Written task:
Give only the number of lines that hold the word "title".

(Recorded data)
## start

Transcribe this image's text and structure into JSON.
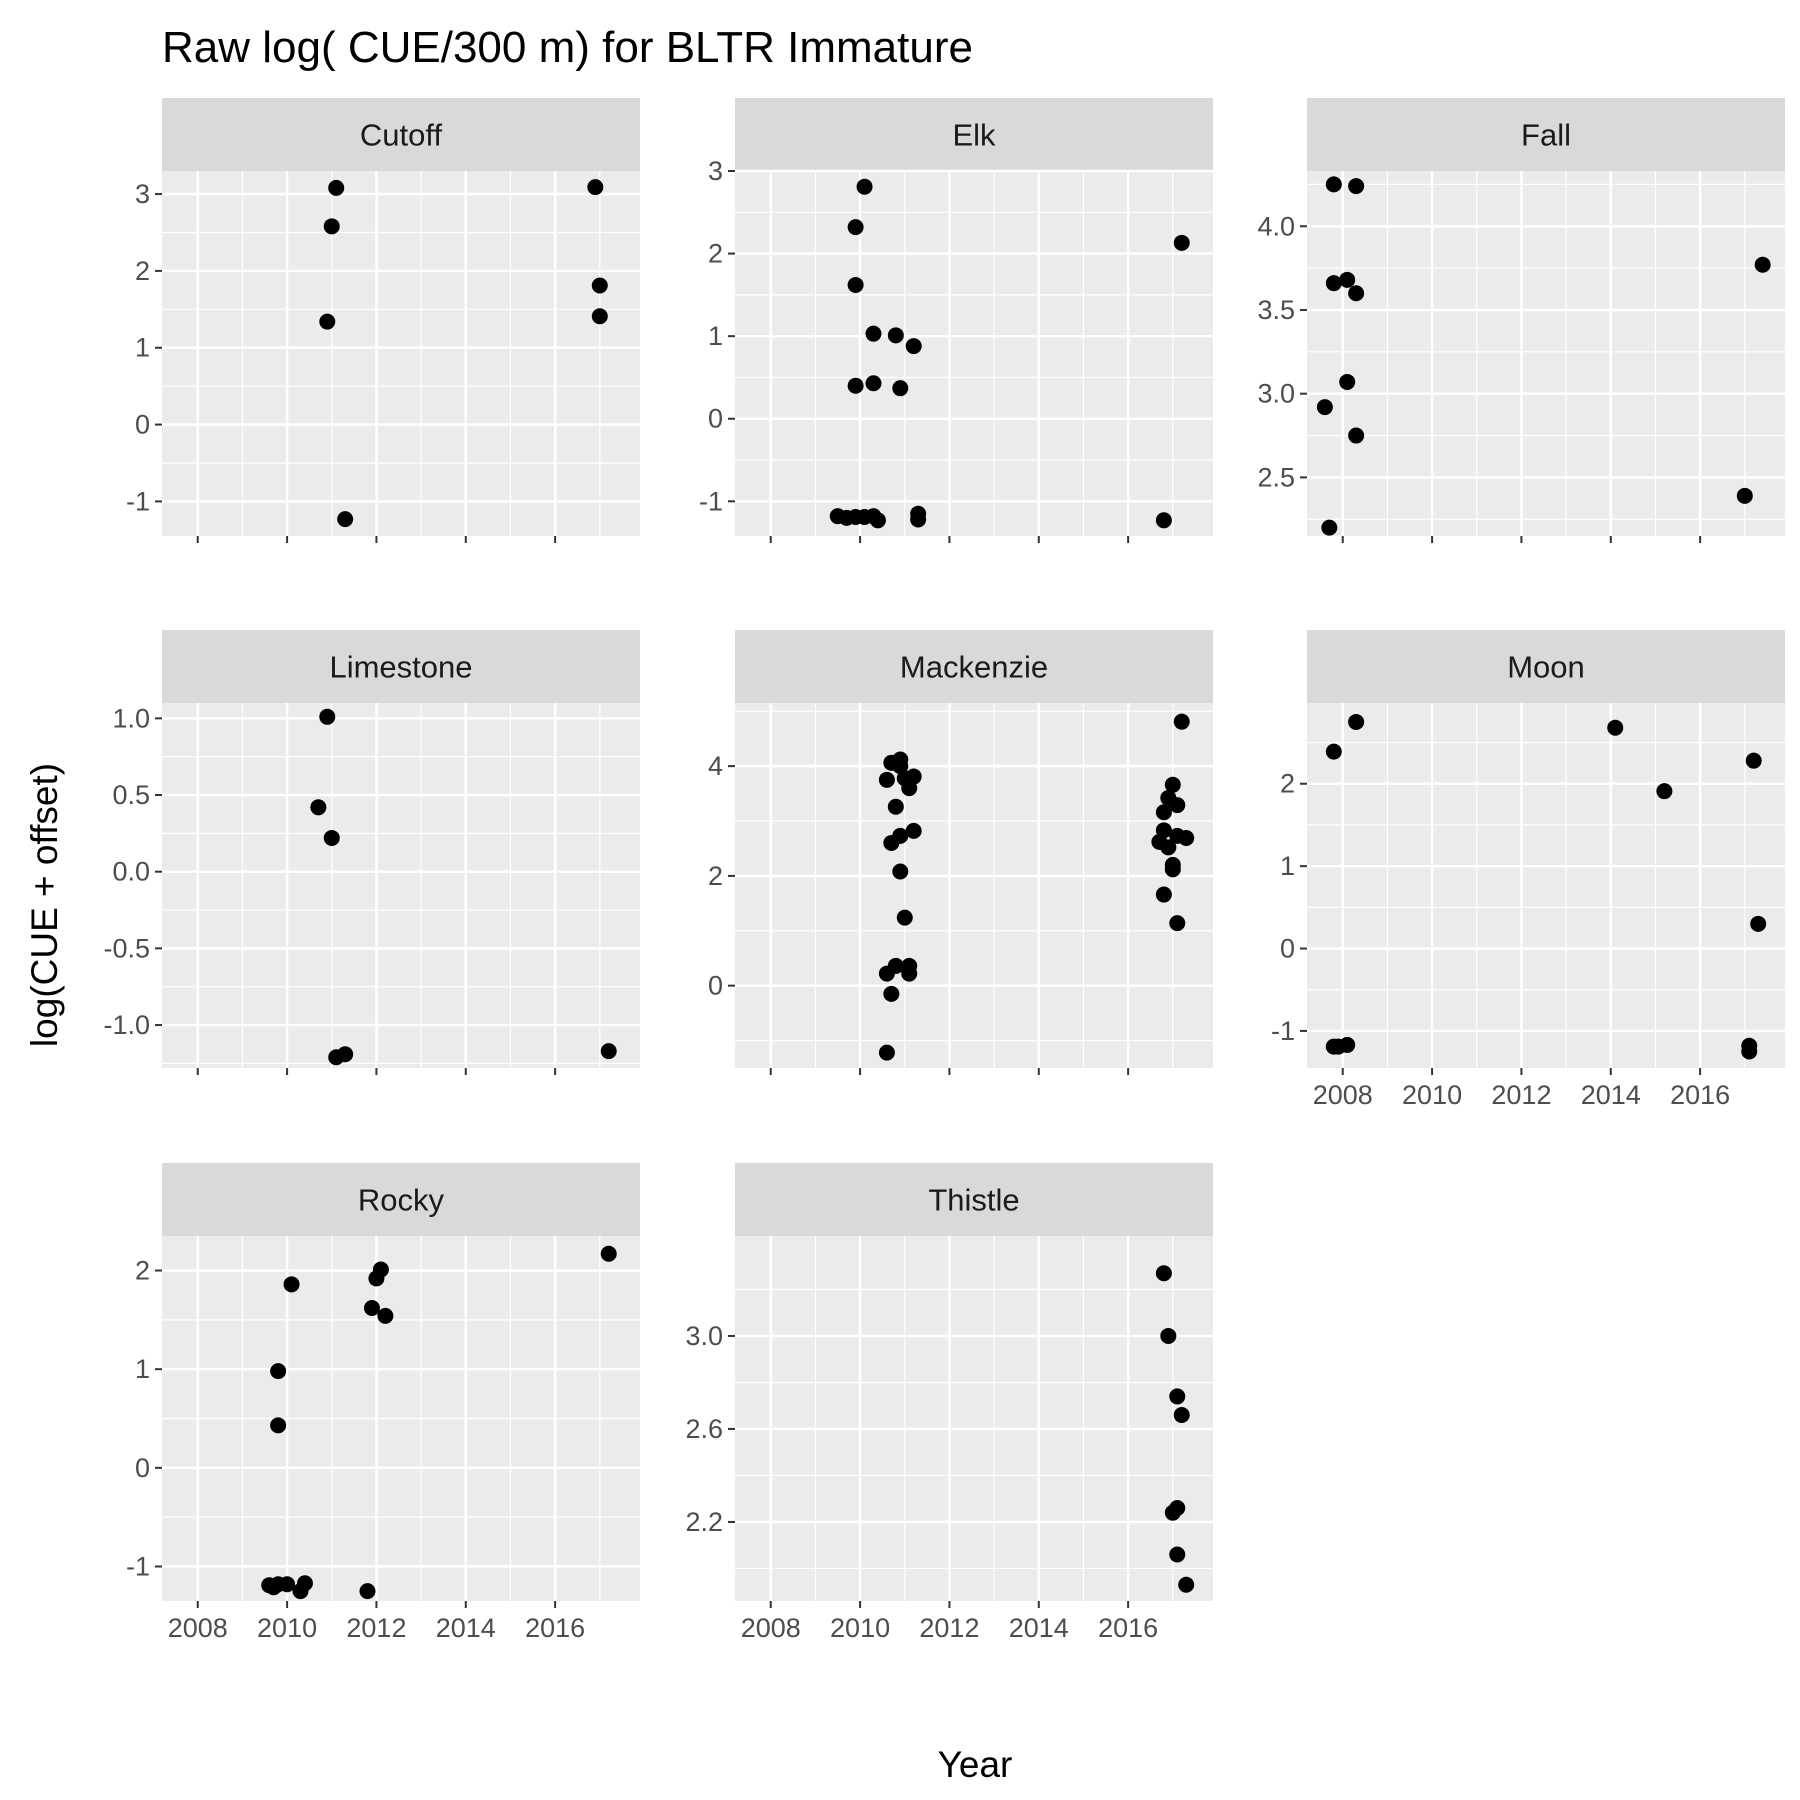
{
  "chart_data": {
    "type": "scatter",
    "title": "Raw log( CUE/300 m) for BLTR Immature",
    "xlabel": "Year",
    "ylabel": "log(CUE + offset)",
    "xlim": [
      2007.2,
      2017.9
    ],
    "xticks": [
      2008,
      2010,
      2012,
      2014,
      2016
    ],
    "colors": {
      "panel_background": "#ebebeb",
      "strip_background": "#d9d9d9",
      "grid": "#ffffff",
      "point": "#000000",
      "tick_text": "#4d4d4d"
    },
    "grid": true,
    "panels": [
      {
        "name": "Cutoff",
        "ylim": [
          -1.45,
          3.3
        ],
        "yticks": [
          -1,
          0,
          1,
          2,
          3
        ],
        "yticklabels": [
          "-1",
          "0",
          "1",
          "2",
          "3"
        ],
        "points": [
          {
            "x": 2010.9,
            "y": 1.34
          },
          {
            "x": 2011.0,
            "y": 2.58
          },
          {
            "x": 2011.1,
            "y": 3.08
          },
          {
            "x": 2011.3,
            "y": -1.23
          },
          {
            "x": 2016.9,
            "y": 3.09
          },
          {
            "x": 2017.0,
            "y": 1.81
          },
          {
            "x": 2017.0,
            "y": 1.41
          }
        ]
      },
      {
        "name": "Elk",
        "ylim": [
          -1.42,
          3.0
        ],
        "yticks": [
          -1,
          0,
          1,
          2,
          3
        ],
        "yticklabels": [
          "-1",
          "0",
          "1",
          "2",
          "3"
        ],
        "points": [
          {
            "x": 2009.5,
            "y": -1.18
          },
          {
            "x": 2009.7,
            "y": -1.2
          },
          {
            "x": 2009.9,
            "y": -1.19
          },
          {
            "x": 2009.9,
            "y": 2.32
          },
          {
            "x": 2009.9,
            "y": 1.62
          },
          {
            "x": 2009.9,
            "y": 0.4
          },
          {
            "x": 2010.1,
            "y": 2.81
          },
          {
            "x": 2010.1,
            "y": -1.19
          },
          {
            "x": 2010.3,
            "y": 1.03
          },
          {
            "x": 2010.3,
            "y": 0.43
          },
          {
            "x": 2010.3,
            "y": -1.18
          },
          {
            "x": 2010.4,
            "y": -1.23
          },
          {
            "x": 2010.8,
            "y": 1.01
          },
          {
            "x": 2010.9,
            "y": 0.37
          },
          {
            "x": 2011.2,
            "y": 0.88
          },
          {
            "x": 2011.3,
            "y": -1.15
          },
          {
            "x": 2011.3,
            "y": -1.22
          },
          {
            "x": 2016.8,
            "y": -1.23
          },
          {
            "x": 2017.2,
            "y": 2.13
          }
        ]
      },
      {
        "name": "Fall",
        "ylim": [
          2.15,
          4.33
        ],
        "yticks": [
          2.5,
          3.0,
          3.5,
          4.0
        ],
        "yticklabels": [
          "2.5",
          "3.0",
          "3.5",
          "4.0"
        ],
        "points": [
          {
            "x": 2007.6,
            "y": 2.92
          },
          {
            "x": 2007.7,
            "y": 2.2
          },
          {
            "x": 2007.8,
            "y": 4.25
          },
          {
            "x": 2007.8,
            "y": 3.66
          },
          {
            "x": 2008.1,
            "y": 3.68
          },
          {
            "x": 2008.1,
            "y": 3.07
          },
          {
            "x": 2008.3,
            "y": 4.24
          },
          {
            "x": 2008.3,
            "y": 3.6
          },
          {
            "x": 2008.3,
            "y": 2.75
          },
          {
            "x": 2017.0,
            "y": 2.39
          },
          {
            "x": 2017.4,
            "y": 3.77
          }
        ]
      },
      {
        "name": "Limestone",
        "ylim": [
          -1.28,
          1.1
        ],
        "yticks": [
          -1.0,
          -0.5,
          0.0,
          0.5,
          1.0
        ],
        "yticklabels": [
          "-1.0",
          "-0.5",
          "0.0",
          "0.5",
          "1.0"
        ],
        "points": [
          {
            "x": 2010.7,
            "y": 0.42
          },
          {
            "x": 2010.9,
            "y": 1.01
          },
          {
            "x": 2011.0,
            "y": 0.22
          },
          {
            "x": 2011.1,
            "y": -1.21
          },
          {
            "x": 2011.3,
            "y": -1.19
          },
          {
            "x": 2017.2,
            "y": -1.17
          }
        ]
      },
      {
        "name": "Mackenzie",
        "ylim": [
          -1.5,
          5.15
        ],
        "yticks": [
          0,
          2,
          4
        ],
        "yticklabels": [
          "0",
          "2",
          "4"
        ],
        "points": [
          {
            "x": 2010.6,
            "y": 3.75
          },
          {
            "x": 2010.7,
            "y": 4.06
          },
          {
            "x": 2010.7,
            "y": 2.6
          },
          {
            "x": 2010.6,
            "y": 0.22
          },
          {
            "x": 2010.7,
            "y": -0.15
          },
          {
            "x": 2010.6,
            "y": -1.22
          },
          {
            "x": 2010.8,
            "y": 3.26
          },
          {
            "x": 2010.8,
            "y": 0.36
          },
          {
            "x": 2010.9,
            "y": 4.12
          },
          {
            "x": 2010.9,
            "y": 4.0
          },
          {
            "x": 2010.9,
            "y": 2.73
          },
          {
            "x": 2010.9,
            "y": 2.08
          },
          {
            "x": 2011.0,
            "y": 3.78
          },
          {
            "x": 2011.0,
            "y": 1.24
          },
          {
            "x": 2011.1,
            "y": 3.6
          },
          {
            "x": 2011.1,
            "y": 0.36
          },
          {
            "x": 2011.1,
            "y": 0.22
          },
          {
            "x": 2011.2,
            "y": 3.81
          },
          {
            "x": 2011.2,
            "y": 2.82
          },
          {
            "x": 2016.7,
            "y": 2.62
          },
          {
            "x": 2016.8,
            "y": 3.16
          },
          {
            "x": 2016.8,
            "y": 2.83
          },
          {
            "x": 2016.8,
            "y": 1.66
          },
          {
            "x": 2016.9,
            "y": 3.42
          },
          {
            "x": 2016.9,
            "y": 2.52
          },
          {
            "x": 2017.0,
            "y": 3.66
          },
          {
            "x": 2017.0,
            "y": 2.2
          },
          {
            "x": 2017.0,
            "y": 2.12
          },
          {
            "x": 2017.1,
            "y": 3.29
          },
          {
            "x": 2017.1,
            "y": 2.73
          },
          {
            "x": 2017.1,
            "y": 1.14
          },
          {
            "x": 2017.3,
            "y": 2.69
          },
          {
            "x": 2017.2,
            "y": 4.81
          }
        ]
      },
      {
        "name": "Moon",
        "ylim": [
          -1.45,
          2.98
        ],
        "yticks": [
          -1,
          0,
          1,
          2
        ],
        "yticklabels": [
          "-1",
          "0",
          "1",
          "2"
        ],
        "points": [
          {
            "x": 2007.8,
            "y": 2.39
          },
          {
            "x": 2007.8,
            "y": -1.19
          },
          {
            "x": 2007.9,
            "y": -1.19
          },
          {
            "x": 2008.1,
            "y": -1.17
          },
          {
            "x": 2008.3,
            "y": 2.75
          },
          {
            "x": 2014.1,
            "y": 2.68
          },
          {
            "x": 2015.2,
            "y": 1.91
          },
          {
            "x": 2017.1,
            "y": -1.18
          },
          {
            "x": 2017.1,
            "y": -1.25
          },
          {
            "x": 2017.2,
            "y": 2.28
          },
          {
            "x": 2017.3,
            "y": 0.3
          }
        ]
      },
      {
        "name": "Rocky",
        "ylim": [
          -1.35,
          2.35
        ],
        "yticks": [
          -1,
          0,
          1,
          2
        ],
        "yticklabels": [
          "-1",
          "0",
          "1",
          "2"
        ],
        "points": [
          {
            "x": 2009.6,
            "y": -1.19
          },
          {
            "x": 2009.7,
            "y": -1.21
          },
          {
            "x": 2009.8,
            "y": -1.18
          },
          {
            "x": 2009.8,
            "y": 0.98
          },
          {
            "x": 2009.8,
            "y": 0.43
          },
          {
            "x": 2010.0,
            "y": -1.18
          },
          {
            "x": 2010.1,
            "y": 1.86
          },
          {
            "x": 2010.3,
            "y": -1.25
          },
          {
            "x": 2010.4,
            "y": -1.17
          },
          {
            "x": 2011.8,
            "y": -1.25
          },
          {
            "x": 2011.9,
            "y": 1.62
          },
          {
            "x": 2012.0,
            "y": 1.92
          },
          {
            "x": 2012.1,
            "y": 2.01
          },
          {
            "x": 2012.2,
            "y": 1.54
          },
          {
            "x": 2017.2,
            "y": 2.17
          }
        ]
      },
      {
        "name": "Thistle",
        "ylim": [
          1.86,
          3.43
        ],
        "yticks": [
          2.2,
          2.6,
          3.0
        ],
        "yticklabels": [
          "2.2",
          "2.6",
          "3.0"
        ],
        "points": [
          {
            "x": 2016.8,
            "y": 3.27
          },
          {
            "x": 2016.9,
            "y": 3.0
          },
          {
            "x": 2017.0,
            "y": 2.24
          },
          {
            "x": 2017.1,
            "y": 2.74
          },
          {
            "x": 2017.1,
            "y": 2.26
          },
          {
            "x": 2017.1,
            "y": 2.06
          },
          {
            "x": 2017.2,
            "y": 2.66
          },
          {
            "x": 2017.3,
            "y": 1.93
          }
        ]
      }
    ]
  }
}
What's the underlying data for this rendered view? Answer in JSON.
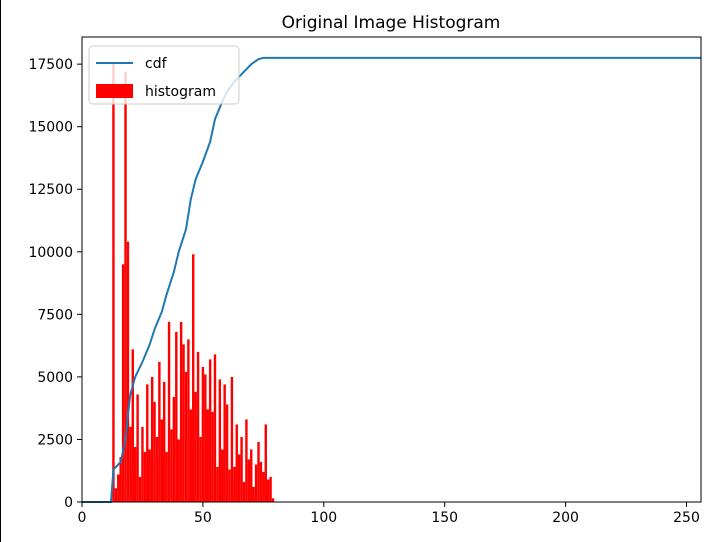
{
  "chart_data": {
    "type": "bar",
    "title": "Original Image Histogram",
    "xlabel": "",
    "ylabel": "",
    "xlim": [
      0,
      256
    ],
    "ylim": [
      0,
      18585
    ],
    "xticks": [
      0,
      50,
      100,
      150,
      200,
      250
    ],
    "yticks": [
      0,
      2500,
      5000,
      7500,
      10000,
      12500,
      15000,
      17500
    ],
    "legend_position": "upper-left",
    "grid": false,
    "colors": {
      "cdf": "#1f77b4",
      "histogram": "#ff0000"
    },
    "series": [
      {
        "name": "cdf",
        "type": "line",
        "x": [
          0,
          12,
          13,
          16,
          18,
          19,
          20,
          22,
          25,
          28,
          30,
          33,
          35,
          38,
          40,
          43,
          45,
          47,
          50,
          53,
          55,
          58,
          60,
          63,
          66,
          70,
          73,
          75,
          77,
          79,
          80,
          256
        ],
        "values": [
          0,
          0,
          1300,
          1600,
          2500,
          3500,
          4300,
          5000,
          5600,
          6300,
          6900,
          7600,
          8300,
          9200,
          10000,
          10900,
          12100,
          12900,
          13600,
          14400,
          15300,
          16000,
          16400,
          16800,
          17100,
          17500,
          17700,
          17750,
          17750,
          17750,
          17750,
          17750
        ]
      },
      {
        "name": "histogram",
        "type": "bar",
        "x": [
          13,
          14,
          15,
          16,
          17,
          18,
          19,
          20,
          21,
          22,
          23,
          24,
          25,
          26,
          27,
          28,
          29,
          30,
          31,
          32,
          33,
          34,
          35,
          36,
          37,
          38,
          39,
          40,
          41,
          42,
          43,
          44,
          45,
          46,
          47,
          48,
          49,
          50,
          51,
          52,
          53,
          54,
          55,
          56,
          57,
          58,
          59,
          60,
          61,
          62,
          63,
          64,
          65,
          66,
          67,
          68,
          69,
          70,
          71,
          72,
          73,
          74,
          75,
          76,
          77,
          78,
          79
        ],
        "values": [
          17500,
          550,
          1100,
          1800,
          9500,
          17200,
          10400,
          3000,
          6100,
          2200,
          4300,
          1000,
          3000,
          2000,
          4700,
          2100,
          5000,
          4000,
          2600,
          5600,
          3300,
          4800,
          2000,
          7200,
          2900,
          4200,
          6800,
          2500,
          7200,
          6300,
          5200,
          6500,
          3700,
          9900,
          4400,
          6000,
          2600,
          5400,
          5100,
          3700,
          5700,
          3600,
          5900,
          1400,
          4900,
          2100,
          4700,
          3900,
          1300,
          5000,
          1400,
          3100,
          1900,
          2600,
          800,
          3300,
          1700,
          2100,
          600,
          1500,
          2400,
          1600,
          1200,
          3100,
          900,
          1000,
          150
        ]
      }
    ]
  }
}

## end

Exercise result:
2